■ **STATED EXERCISE**:
Reproduce every entry that follows word for word, but omit the images.
--- RECORDS FOR THE TASK ---
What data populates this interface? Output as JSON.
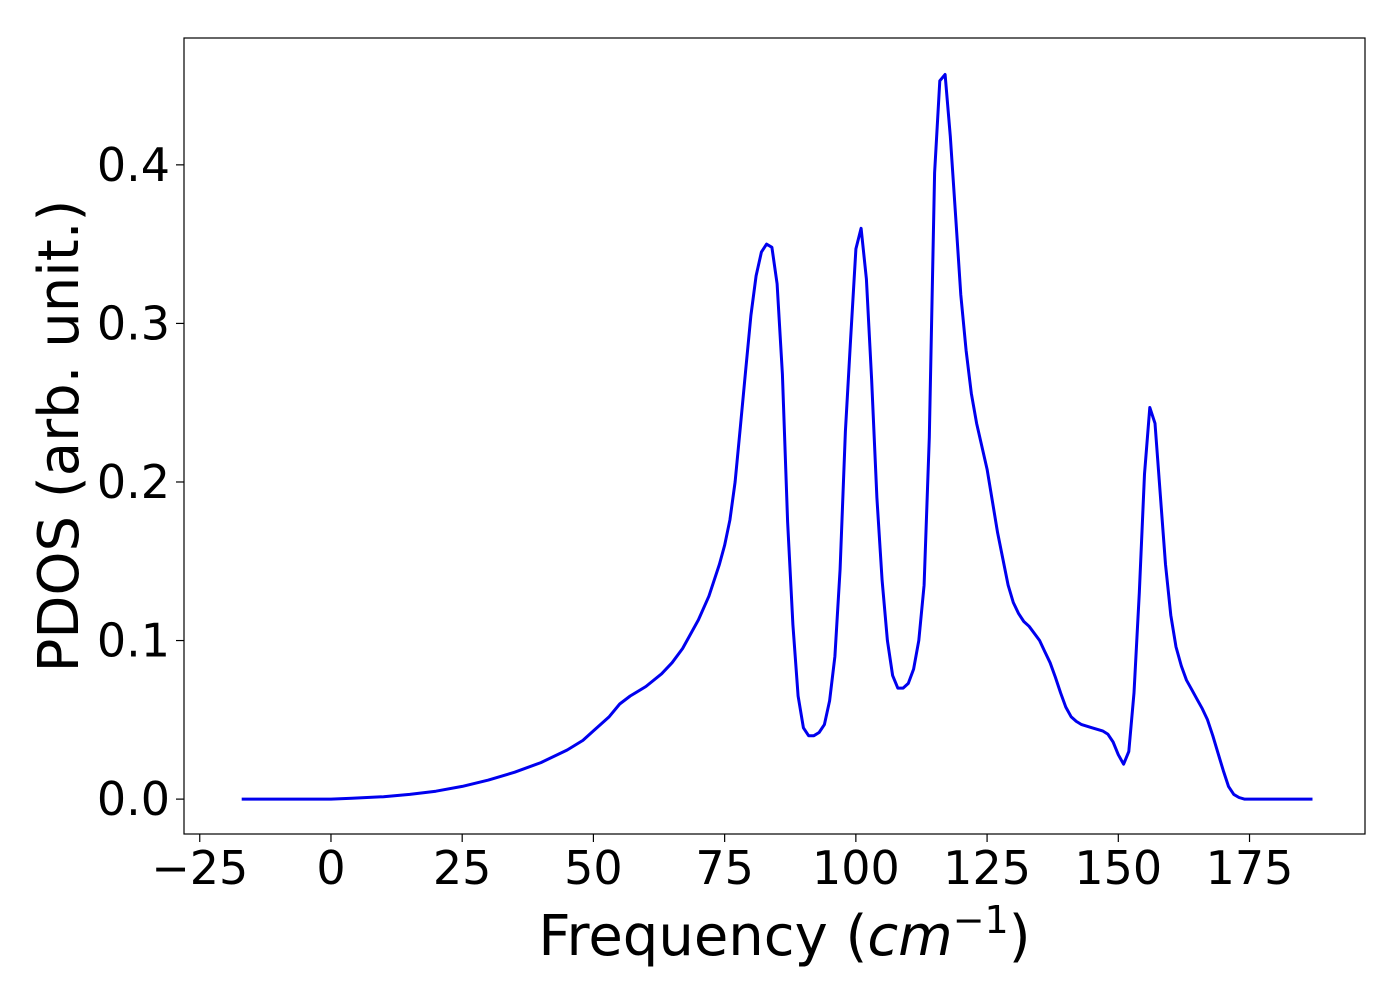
{
  "chart_data": {
    "type": "line",
    "xlabel": "Frequency (",
    "xlabel_italic": "cm",
    "xlabel_superscript": "−1",
    "xlabel_close": ")",
    "ylabel": "PDOS (arb. unit.)",
    "xlim": [
      -28,
      197
    ],
    "ylim": [
      -0.022,
      0.48
    ],
    "grid": false,
    "x_ticks": [
      -25,
      0,
      25,
      50,
      75,
      100,
      125,
      150,
      175
    ],
    "x_tick_labels": [
      "−25",
      "0",
      "25",
      "50",
      "75",
      "100",
      "125",
      "150",
      "175"
    ],
    "y_ticks": [
      0.0,
      0.1,
      0.2,
      0.3,
      0.4
    ],
    "y_tick_labels": [
      "0.0",
      "0.1",
      "0.2",
      "0.3",
      "0.4"
    ],
    "series": [
      {
        "color": "#0000ee",
        "x": [
          -17,
          0,
          4,
          10,
          15,
          20,
          25,
          30,
          35,
          40,
          45,
          48,
          50,
          53,
          55,
          57,
          60,
          63,
          65,
          67,
          70,
          72,
          74,
          75,
          76,
          77,
          78,
          79,
          80,
          81,
          82,
          83,
          84,
          85,
          86,
          87,
          88,
          89,
          90,
          91,
          92,
          93,
          94,
          95,
          96,
          97,
          98,
          99,
          100,
          101,
          102,
          103,
          104,
          105,
          106,
          107,
          108,
          109,
          110,
          111,
          112,
          113,
          114,
          115,
          116,
          117,
          118,
          119,
          120,
          121,
          122,
          123,
          125,
          127,
          129,
          130,
          131,
          132,
          133,
          135,
          136,
          137,
          138,
          139,
          140,
          141,
          142,
          143,
          145,
          147,
          148,
          149,
          150,
          151,
          152,
          153,
          154,
          155,
          156,
          157,
          158,
          159,
          160,
          161,
          162,
          163,
          164,
          165,
          166,
          167,
          168,
          169,
          170,
          171,
          172,
          173,
          174,
          175,
          176,
          180,
          187
        ],
        "y": [
          0.0,
          0.0,
          0.0005,
          0.0015,
          0.003,
          0.005,
          0.008,
          0.012,
          0.017,
          0.023,
          0.031,
          0.037,
          0.043,
          0.052,
          0.06,
          0.065,
          0.071,
          0.079,
          0.086,
          0.095,
          0.113,
          0.128,
          0.148,
          0.16,
          0.176,
          0.2,
          0.235,
          0.27,
          0.305,
          0.33,
          0.345,
          0.35,
          0.348,
          0.325,
          0.268,
          0.175,
          0.11,
          0.065,
          0.045,
          0.04,
          0.04,
          0.042,
          0.047,
          0.062,
          0.09,
          0.145,
          0.232,
          0.29,
          0.347,
          0.36,
          0.328,
          0.265,
          0.19,
          0.138,
          0.1,
          0.078,
          0.07,
          0.07,
          0.073,
          0.082,
          0.1,
          0.135,
          0.228,
          0.395,
          0.453,
          0.457,
          0.418,
          0.368,
          0.318,
          0.283,
          0.256,
          0.237,
          0.208,
          0.168,
          0.135,
          0.124,
          0.117,
          0.112,
          0.109,
          0.1,
          0.093,
          0.086,
          0.077,
          0.067,
          0.058,
          0.052,
          0.049,
          0.047,
          0.045,
          0.043,
          0.041,
          0.036,
          0.028,
          0.022,
          0.03,
          0.067,
          0.13,
          0.205,
          0.247,
          0.237,
          0.192,
          0.148,
          0.116,
          0.096,
          0.084,
          0.075,
          0.069,
          0.063,
          0.057,
          0.05,
          0.04,
          0.029,
          0.018,
          0.008,
          0.003,
          0.001,
          0.0,
          0.0,
          0.0,
          0.0,
          0.0
        ]
      }
    ]
  }
}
---
■ **EXERCISE SOLUTION**:
What data populates this interface? Output as JSON.
{
  "chart_data": {
    "type": "line",
    "xlabel": "Frequency (",
    "xlabel_italic": "cm",
    "xlabel_superscript": "−1",
    "xlabel_close": ")",
    "ylabel": "PDOS (arb. unit.)",
    "xlim": [
      -28,
      197
    ],
    "ylim": [
      -0.022,
      0.48
    ],
    "grid": false,
    "x_ticks": [
      -25,
      0,
      25,
      50,
      75,
      100,
      125,
      150,
      175
    ],
    "x_tick_labels": [
      "−25",
      "0",
      "25",
      "50",
      "75",
      "100",
      "125",
      "150",
      "175"
    ],
    "y_ticks": [
      0.0,
      0.1,
      0.2,
      0.3,
      0.4
    ],
    "y_tick_labels": [
      "0.0",
      "0.1",
      "0.2",
      "0.3",
      "0.4"
    ],
    "series": [
      {
        "color": "#0000ee",
        "x": [
          -17,
          0,
          4,
          10,
          15,
          20,
          25,
          30,
          35,
          40,
          45,
          48,
          50,
          53,
          55,
          57,
          60,
          63,
          65,
          67,
          70,
          72,
          74,
          75,
          76,
          77,
          78,
          79,
          80,
          81,
          82,
          83,
          84,
          85,
          86,
          87,
          88,
          89,
          90,
          91,
          92,
          93,
          94,
          95,
          96,
          97,
          98,
          99,
          100,
          101,
          102,
          103,
          104,
          105,
          106,
          107,
          108,
          109,
          110,
          111,
          112,
          113,
          114,
          115,
          116,
          117,
          118,
          119,
          120,
          121,
          122,
          123,
          125,
          127,
          129,
          130,
          131,
          132,
          133,
          135,
          136,
          137,
          138,
          139,
          140,
          141,
          142,
          143,
          145,
          147,
          148,
          149,
          150,
          151,
          152,
          153,
          154,
          155,
          156,
          157,
          158,
          159,
          160,
          161,
          162,
          163,
          164,
          165,
          166,
          167,
          168,
          169,
          170,
          171,
          172,
          173,
          174,
          175,
          176,
          180,
          187
        ],
        "y": [
          0.0,
          0.0,
          0.0005,
          0.0015,
          0.003,
          0.005,
          0.008,
          0.012,
          0.017,
          0.023,
          0.031,
          0.037,
          0.043,
          0.052,
          0.06,
          0.065,
          0.071,
          0.079,
          0.086,
          0.095,
          0.113,
          0.128,
          0.148,
          0.16,
          0.176,
          0.2,
          0.235,
          0.27,
          0.305,
          0.33,
          0.345,
          0.35,
          0.348,
          0.325,
          0.268,
          0.175,
          0.11,
          0.065,
          0.045,
          0.04,
          0.04,
          0.042,
          0.047,
          0.062,
          0.09,
          0.145,
          0.232,
          0.29,
          0.347,
          0.36,
          0.328,
          0.265,
          0.19,
          0.138,
          0.1,
          0.078,
          0.07,
          0.07,
          0.073,
          0.082,
          0.1,
          0.135,
          0.228,
          0.395,
          0.453,
          0.457,
          0.418,
          0.368,
          0.318,
          0.283,
          0.256,
          0.237,
          0.208,
          0.168,
          0.135,
          0.124,
          0.117,
          0.112,
          0.109,
          0.1,
          0.093,
          0.086,
          0.077,
          0.067,
          0.058,
          0.052,
          0.049,
          0.047,
          0.045,
          0.043,
          0.041,
          0.036,
          0.028,
          0.022,
          0.03,
          0.067,
          0.13,
          0.205,
          0.247,
          0.237,
          0.192,
          0.148,
          0.116,
          0.096,
          0.084,
          0.075,
          0.069,
          0.063,
          0.057,
          0.05,
          0.04,
          0.029,
          0.018,
          0.008,
          0.003,
          0.001,
          0.0,
          0.0,
          0.0,
          0.0,
          0.0
        ]
      }
    ]
  }
}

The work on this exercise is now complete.